TEXT BLOCK:
+ + + +

| By Sister John Agnes Suh, O.P.

Accompanying Students and Families on the Journey to Heaven

My dad is really big on goal-setting, so I was formed to set one-year and four-year goals for myself. When I began college, my goals were clear: be a medical researcher in a laboratory, a wife, and, hopefully one day, a stay-at-home mom.

However, after college, these goals started to slip away as I spent more time before the Blessed Sacrament.

When I nervously drove through the gates of the motherhouse of the Dominican Sisters of Saint Cecilia, I was overwhelmed by the sense that I had come home β€” somehow the sisters had always been a part of my life, and I had been a part of theirs.

As a novice preparing for my first profession, I suddenly realized that our community's main apostolate is teaching in schools. I had never pictured myself as a teacher. With growing panic, I visited one of our wise sisters in the infirmary. Sister calmly looked at me with a twinkle in her eyes and said: "Oh honey, don't you worry. The grace will be there." She was right, but not in the way that I imagined.

+ + + +

REQUIRED WORK:
1 > In the essay on accompanying students and families, rewrite the passage starting at "My dad is really" and ending at "the Blessed Sacrament.", swapping "laboratory" for "hospital".
2 > Carry the essay on accompanying students and families on the journey to heaven forward from its final sentence.

+ + + +

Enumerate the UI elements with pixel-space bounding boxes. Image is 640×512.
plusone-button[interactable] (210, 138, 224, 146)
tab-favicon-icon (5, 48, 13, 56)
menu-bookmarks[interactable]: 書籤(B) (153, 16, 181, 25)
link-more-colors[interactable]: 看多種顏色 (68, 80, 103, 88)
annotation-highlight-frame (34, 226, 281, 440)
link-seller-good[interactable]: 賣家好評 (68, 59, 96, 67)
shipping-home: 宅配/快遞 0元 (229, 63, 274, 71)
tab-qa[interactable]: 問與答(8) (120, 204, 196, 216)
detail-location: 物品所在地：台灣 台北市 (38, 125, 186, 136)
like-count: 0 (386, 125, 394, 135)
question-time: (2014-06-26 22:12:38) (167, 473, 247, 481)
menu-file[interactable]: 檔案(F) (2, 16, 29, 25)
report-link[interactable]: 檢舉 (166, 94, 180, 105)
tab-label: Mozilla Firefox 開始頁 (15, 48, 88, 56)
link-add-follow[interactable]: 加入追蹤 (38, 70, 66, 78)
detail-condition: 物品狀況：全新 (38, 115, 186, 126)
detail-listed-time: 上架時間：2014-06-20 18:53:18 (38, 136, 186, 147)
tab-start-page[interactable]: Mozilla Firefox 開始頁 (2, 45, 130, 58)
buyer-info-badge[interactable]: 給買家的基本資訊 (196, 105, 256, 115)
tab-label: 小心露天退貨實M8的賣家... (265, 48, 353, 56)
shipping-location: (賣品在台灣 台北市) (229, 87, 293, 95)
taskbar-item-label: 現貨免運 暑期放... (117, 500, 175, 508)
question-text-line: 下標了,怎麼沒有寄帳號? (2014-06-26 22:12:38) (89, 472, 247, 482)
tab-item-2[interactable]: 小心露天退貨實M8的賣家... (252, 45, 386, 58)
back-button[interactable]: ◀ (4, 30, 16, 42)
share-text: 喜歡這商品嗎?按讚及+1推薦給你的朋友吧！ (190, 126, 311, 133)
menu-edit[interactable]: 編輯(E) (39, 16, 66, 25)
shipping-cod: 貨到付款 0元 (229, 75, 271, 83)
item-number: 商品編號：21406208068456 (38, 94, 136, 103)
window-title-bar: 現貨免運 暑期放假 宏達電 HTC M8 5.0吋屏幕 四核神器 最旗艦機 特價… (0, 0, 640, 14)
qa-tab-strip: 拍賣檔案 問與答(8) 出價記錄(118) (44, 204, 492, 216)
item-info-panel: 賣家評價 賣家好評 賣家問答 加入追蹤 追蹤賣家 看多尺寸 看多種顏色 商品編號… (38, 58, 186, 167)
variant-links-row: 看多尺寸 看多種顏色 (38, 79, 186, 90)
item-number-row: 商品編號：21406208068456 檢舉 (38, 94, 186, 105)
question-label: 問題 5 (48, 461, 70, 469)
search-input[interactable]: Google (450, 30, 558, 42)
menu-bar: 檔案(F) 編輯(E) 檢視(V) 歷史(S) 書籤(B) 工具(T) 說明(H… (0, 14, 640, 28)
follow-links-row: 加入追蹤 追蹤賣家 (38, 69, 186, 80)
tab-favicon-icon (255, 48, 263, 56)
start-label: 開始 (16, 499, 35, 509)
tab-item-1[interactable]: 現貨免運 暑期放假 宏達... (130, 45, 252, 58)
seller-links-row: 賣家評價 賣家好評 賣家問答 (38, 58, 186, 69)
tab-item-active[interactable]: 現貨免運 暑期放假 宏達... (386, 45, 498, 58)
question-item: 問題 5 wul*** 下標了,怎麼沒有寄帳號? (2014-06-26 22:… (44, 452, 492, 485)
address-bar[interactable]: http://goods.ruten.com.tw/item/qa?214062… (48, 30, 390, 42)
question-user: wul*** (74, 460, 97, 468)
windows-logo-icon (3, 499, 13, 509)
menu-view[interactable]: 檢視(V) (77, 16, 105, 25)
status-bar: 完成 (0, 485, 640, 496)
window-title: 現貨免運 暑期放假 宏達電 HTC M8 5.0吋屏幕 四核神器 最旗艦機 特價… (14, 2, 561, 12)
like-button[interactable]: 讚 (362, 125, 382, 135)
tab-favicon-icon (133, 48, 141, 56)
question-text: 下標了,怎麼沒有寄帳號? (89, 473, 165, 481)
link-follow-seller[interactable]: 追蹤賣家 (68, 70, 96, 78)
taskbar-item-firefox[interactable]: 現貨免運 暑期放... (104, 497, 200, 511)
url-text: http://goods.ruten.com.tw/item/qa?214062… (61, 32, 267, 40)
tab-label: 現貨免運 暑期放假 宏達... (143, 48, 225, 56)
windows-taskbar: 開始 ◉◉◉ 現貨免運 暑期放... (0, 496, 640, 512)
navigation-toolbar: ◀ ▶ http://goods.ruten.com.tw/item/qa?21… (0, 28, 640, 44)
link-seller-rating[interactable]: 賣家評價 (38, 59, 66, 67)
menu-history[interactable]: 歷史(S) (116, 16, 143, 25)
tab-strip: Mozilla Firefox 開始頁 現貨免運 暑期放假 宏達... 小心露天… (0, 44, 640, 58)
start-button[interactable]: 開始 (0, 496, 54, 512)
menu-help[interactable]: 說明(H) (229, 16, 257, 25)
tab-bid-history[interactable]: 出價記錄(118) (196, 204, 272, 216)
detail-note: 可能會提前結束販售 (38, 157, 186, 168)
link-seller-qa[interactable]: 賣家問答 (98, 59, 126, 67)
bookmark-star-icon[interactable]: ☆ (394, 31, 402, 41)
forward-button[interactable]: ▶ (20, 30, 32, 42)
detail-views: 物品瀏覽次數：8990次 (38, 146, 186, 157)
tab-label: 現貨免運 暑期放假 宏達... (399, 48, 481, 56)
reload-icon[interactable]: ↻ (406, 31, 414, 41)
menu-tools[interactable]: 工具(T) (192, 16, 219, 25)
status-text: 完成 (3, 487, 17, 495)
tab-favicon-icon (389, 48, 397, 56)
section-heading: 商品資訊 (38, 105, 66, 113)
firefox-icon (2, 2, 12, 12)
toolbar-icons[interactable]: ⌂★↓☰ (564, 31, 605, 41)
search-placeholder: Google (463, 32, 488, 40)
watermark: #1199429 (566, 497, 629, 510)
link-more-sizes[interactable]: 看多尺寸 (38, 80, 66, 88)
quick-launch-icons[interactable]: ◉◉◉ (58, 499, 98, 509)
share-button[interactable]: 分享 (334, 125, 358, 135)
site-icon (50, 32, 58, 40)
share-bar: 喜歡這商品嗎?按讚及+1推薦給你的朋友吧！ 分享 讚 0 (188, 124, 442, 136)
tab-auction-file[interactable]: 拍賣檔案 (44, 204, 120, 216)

+ + + +

SOLVED PROBLEMS:
1 >
My dad is really big on goal-setting, so I was formed to set one-year and four-year goals for myself. When I began college, my goals were clear: be a medical researcher in a hospital, a wife, and, hopefully one day, a stay-at-home mom.

However, after college, these goals started to slip away as I spent more time before the Blessed Sacrament.

2 >
God's grace wasn't to turn me into a perfect teacher whose lessons were always successful. Rather, His grace taught me how to be a Bride of Christ. It is from this spousal relationship and identity as bride that I am sent into the classroom. Striving to listen to the Holy Spirit in the midst of teaching grammar and science lessons, I am asked each day to accompany my students and their families on our journey to Heaven. Together, we encounter Jesus in prayer, in the liturgy, in our studies, but especially in building up community and fellowship as the family of God. As the Church teaches in The Catholic School on the Threshold of the Third Millennium, the "Catholic school is at the heart of the Church." In this living, beating heart within the Church, I have found a joy and peace that I never planned for myself and am grateful each day for the opportunity to encounter Christ with my students, their families, and my colleagues.